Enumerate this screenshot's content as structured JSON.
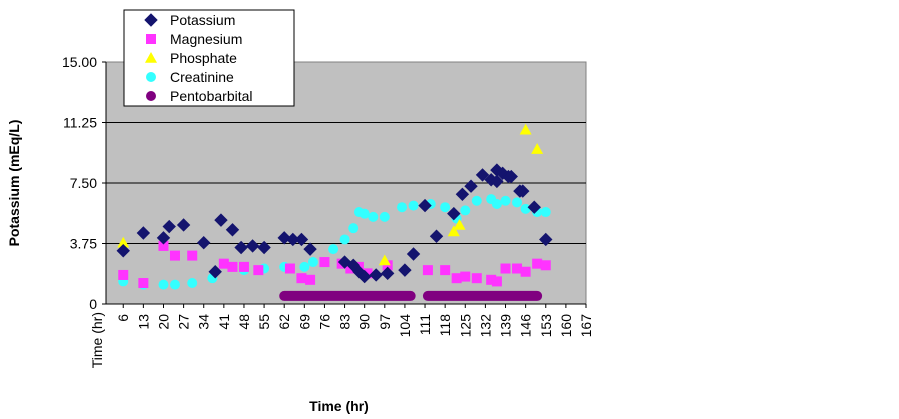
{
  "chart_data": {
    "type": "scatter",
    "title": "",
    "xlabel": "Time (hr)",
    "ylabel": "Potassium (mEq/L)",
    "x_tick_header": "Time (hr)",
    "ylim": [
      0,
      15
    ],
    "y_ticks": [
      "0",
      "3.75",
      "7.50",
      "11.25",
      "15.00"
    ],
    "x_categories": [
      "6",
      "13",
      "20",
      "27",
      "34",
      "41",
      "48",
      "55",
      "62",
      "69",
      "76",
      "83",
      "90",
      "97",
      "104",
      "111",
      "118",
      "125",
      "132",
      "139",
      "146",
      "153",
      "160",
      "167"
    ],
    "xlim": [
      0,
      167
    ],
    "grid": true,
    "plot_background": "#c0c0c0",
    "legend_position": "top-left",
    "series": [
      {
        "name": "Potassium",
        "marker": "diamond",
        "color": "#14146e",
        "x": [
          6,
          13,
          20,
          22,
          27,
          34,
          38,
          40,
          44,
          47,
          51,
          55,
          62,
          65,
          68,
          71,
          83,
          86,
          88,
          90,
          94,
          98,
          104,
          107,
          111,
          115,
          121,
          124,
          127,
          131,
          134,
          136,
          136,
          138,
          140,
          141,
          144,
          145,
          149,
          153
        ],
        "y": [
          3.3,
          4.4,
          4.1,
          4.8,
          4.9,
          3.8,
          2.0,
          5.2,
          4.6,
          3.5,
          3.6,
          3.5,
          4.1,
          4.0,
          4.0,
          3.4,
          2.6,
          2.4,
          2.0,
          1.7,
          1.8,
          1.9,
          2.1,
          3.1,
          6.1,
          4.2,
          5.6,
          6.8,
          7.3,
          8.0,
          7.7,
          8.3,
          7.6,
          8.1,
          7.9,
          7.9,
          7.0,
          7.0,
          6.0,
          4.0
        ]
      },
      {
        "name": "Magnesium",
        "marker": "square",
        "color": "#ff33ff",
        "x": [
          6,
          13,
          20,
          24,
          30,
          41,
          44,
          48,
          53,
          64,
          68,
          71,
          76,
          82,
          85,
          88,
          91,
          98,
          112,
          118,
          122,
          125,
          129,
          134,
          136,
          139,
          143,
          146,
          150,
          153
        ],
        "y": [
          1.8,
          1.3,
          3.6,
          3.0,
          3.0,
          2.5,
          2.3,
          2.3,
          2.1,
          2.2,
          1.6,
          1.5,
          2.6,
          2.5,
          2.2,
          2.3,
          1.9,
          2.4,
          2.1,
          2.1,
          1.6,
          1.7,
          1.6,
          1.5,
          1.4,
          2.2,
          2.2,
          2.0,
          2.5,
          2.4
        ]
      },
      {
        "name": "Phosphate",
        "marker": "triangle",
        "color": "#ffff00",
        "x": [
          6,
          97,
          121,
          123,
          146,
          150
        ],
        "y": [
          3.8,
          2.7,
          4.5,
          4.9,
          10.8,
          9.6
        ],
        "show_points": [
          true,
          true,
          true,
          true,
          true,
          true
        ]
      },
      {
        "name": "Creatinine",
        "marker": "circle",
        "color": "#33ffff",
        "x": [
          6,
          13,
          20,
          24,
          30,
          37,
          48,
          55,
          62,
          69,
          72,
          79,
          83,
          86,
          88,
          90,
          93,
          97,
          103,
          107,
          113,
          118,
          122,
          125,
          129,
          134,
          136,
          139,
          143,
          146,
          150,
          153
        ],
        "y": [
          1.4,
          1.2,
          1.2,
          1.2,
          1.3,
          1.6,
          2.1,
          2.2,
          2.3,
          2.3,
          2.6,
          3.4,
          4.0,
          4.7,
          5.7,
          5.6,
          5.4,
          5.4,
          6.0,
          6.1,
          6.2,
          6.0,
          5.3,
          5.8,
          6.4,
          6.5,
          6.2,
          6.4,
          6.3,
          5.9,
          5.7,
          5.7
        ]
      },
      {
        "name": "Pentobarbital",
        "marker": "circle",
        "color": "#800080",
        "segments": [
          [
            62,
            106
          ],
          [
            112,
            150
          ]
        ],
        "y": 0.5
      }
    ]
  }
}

*-*-*

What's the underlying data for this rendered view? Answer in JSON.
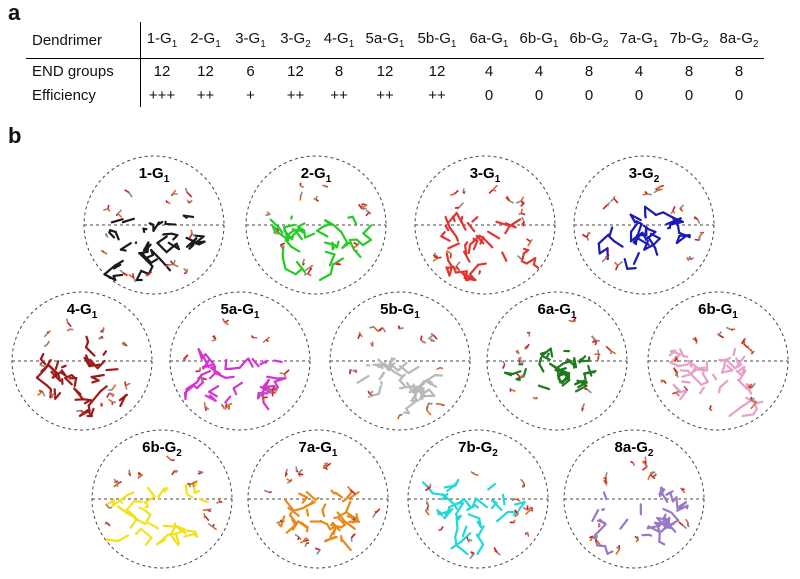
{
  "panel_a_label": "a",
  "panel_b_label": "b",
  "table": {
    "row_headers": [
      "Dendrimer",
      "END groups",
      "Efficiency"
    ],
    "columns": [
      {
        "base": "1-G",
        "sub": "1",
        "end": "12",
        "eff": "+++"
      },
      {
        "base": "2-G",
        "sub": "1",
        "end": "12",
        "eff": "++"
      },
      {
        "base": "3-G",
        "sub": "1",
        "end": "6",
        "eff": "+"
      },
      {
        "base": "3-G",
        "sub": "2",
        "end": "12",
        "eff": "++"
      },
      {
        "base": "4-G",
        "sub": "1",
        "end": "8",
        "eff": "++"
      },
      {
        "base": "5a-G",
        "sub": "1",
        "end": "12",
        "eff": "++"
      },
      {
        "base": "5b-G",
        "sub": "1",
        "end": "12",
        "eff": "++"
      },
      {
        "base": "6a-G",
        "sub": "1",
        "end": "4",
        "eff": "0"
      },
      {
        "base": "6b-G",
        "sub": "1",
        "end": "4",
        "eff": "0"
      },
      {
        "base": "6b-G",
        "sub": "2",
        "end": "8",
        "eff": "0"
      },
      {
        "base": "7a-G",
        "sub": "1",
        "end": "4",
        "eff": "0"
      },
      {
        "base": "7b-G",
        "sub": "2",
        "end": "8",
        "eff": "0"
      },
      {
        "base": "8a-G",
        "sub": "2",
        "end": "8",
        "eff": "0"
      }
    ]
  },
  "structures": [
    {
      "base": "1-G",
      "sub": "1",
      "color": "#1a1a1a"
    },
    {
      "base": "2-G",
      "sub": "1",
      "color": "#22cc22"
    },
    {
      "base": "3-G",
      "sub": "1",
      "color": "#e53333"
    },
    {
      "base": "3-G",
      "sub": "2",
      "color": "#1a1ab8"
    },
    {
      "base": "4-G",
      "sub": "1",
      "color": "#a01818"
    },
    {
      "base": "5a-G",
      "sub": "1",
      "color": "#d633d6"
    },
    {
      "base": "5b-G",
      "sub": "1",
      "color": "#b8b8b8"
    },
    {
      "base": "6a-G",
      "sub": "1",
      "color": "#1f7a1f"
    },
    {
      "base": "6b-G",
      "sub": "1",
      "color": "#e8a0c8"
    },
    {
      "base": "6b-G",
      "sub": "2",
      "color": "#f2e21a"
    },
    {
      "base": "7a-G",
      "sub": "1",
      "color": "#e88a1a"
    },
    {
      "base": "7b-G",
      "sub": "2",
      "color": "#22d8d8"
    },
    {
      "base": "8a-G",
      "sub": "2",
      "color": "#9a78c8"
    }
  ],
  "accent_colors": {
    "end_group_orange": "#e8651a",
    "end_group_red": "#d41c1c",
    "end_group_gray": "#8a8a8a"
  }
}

*-*-*

Show every line that contains the word "name".

Written answer:
        "name": "Potassium",
        "name": "Magnesium",
        "name": "Phosphate",
        "name": "Creatinine",
        "name": "Pentobarbital",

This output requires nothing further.